====== Material shown
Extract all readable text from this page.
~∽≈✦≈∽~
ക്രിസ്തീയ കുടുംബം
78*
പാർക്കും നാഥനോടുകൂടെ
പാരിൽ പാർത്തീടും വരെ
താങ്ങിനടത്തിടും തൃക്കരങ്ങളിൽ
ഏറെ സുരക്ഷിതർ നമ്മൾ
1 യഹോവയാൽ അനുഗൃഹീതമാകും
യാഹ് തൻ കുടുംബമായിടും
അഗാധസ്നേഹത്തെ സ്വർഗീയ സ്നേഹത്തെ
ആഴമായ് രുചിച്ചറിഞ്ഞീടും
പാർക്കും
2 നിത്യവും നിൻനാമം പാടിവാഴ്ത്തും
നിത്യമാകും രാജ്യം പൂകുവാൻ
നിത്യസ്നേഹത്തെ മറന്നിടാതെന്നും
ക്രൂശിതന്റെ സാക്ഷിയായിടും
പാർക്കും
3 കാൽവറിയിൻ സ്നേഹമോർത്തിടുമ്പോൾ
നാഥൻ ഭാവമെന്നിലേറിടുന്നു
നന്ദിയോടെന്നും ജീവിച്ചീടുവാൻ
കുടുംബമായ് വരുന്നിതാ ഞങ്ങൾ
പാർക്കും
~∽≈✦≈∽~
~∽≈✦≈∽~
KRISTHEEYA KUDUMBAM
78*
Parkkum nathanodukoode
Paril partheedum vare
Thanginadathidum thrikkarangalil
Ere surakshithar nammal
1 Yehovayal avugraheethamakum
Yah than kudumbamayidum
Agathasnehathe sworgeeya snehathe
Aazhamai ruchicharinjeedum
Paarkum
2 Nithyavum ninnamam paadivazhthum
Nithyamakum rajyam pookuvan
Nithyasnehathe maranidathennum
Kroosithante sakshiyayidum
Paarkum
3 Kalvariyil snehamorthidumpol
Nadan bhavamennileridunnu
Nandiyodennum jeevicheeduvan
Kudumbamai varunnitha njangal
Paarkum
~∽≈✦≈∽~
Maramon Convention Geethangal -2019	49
============
Task statement:
Retype the listing exactly, in full.

The output:
Extract all readable text from this page.
~∽≈✦≈∽~
ക്രിസ്തീയ കുടുംബം
78*
പാർക്കും നാഥനോടുകൂടെ
പാരിൽ പാർത്തീടും വരെ
താങ്ങിനടത്തിടും തൃക്കരങ്ങളിൽ
ഏറെ സുരക്ഷിതർ നമ്മൾ
1 യഹോവയാൽ അനുഗൃഹീതമാകും
യാഹ് തൻ കുടുംബമായിടും
അഗാധസ്നേഹത്തെ സ്വർഗീയ സ്നേഹത്തെ
ആഴമായ് രുചിച്ചറിഞ്ഞീടും
പാർക്കും
2 നിത്യവും നിൻനാമം പാടിവാഴ്ത്തും
നിത്യമാകും രാജ്യം പൂകുവാൻ
നിത്യസ്നേഹത്തെ മറന്നിടാതെന്നും
ക്രൂശിതന്റെ സാക്ഷിയായിടും
പാർക്കും
3 കാൽവറിയിൻ സ്നേഹമോർത്തിടുമ്പോൾ
നാഥൻ ഭാവമെന്നിലേറിടുന്നു
നന്ദിയോടെന്നും ജീവിച്ചീടുവാൻ
കുടുംബമായ് വരുന്നിതാ ഞങ്ങൾ
പാർക്കും
~∽≈✦≈∽~
~∽≈✦≈∽~
KRISTHEEYA KUDUMBAM
78*
Parkkum nathanodukoode
Paril partheedum vare
Thanginadathidum thrikkarangalil
Ere surakshithar nammal
1 Yehovayal avugraheethamakum
Yah than kudumbamayidum
Agathasnehathe sworgeeya snehathe
Aazhamai ruchicharinjeedum
Paarkum
2 Nithyavum ninnamam paadivazhthum
Nithyamakum rajyam pookuvan
Nithyasnehathe maranidathennum
Kroosithante sakshiyayidum
Paarkum
3 Kalvariyil snehamorthidumpol
Nadan bhavamennileridunnu
Nandiyodennum jeevicheeduvan
Kudumbamai varunnitha njangal
Paarkum
~∽≈✦≈∽~
Maramon Convention Geethangal -2019	49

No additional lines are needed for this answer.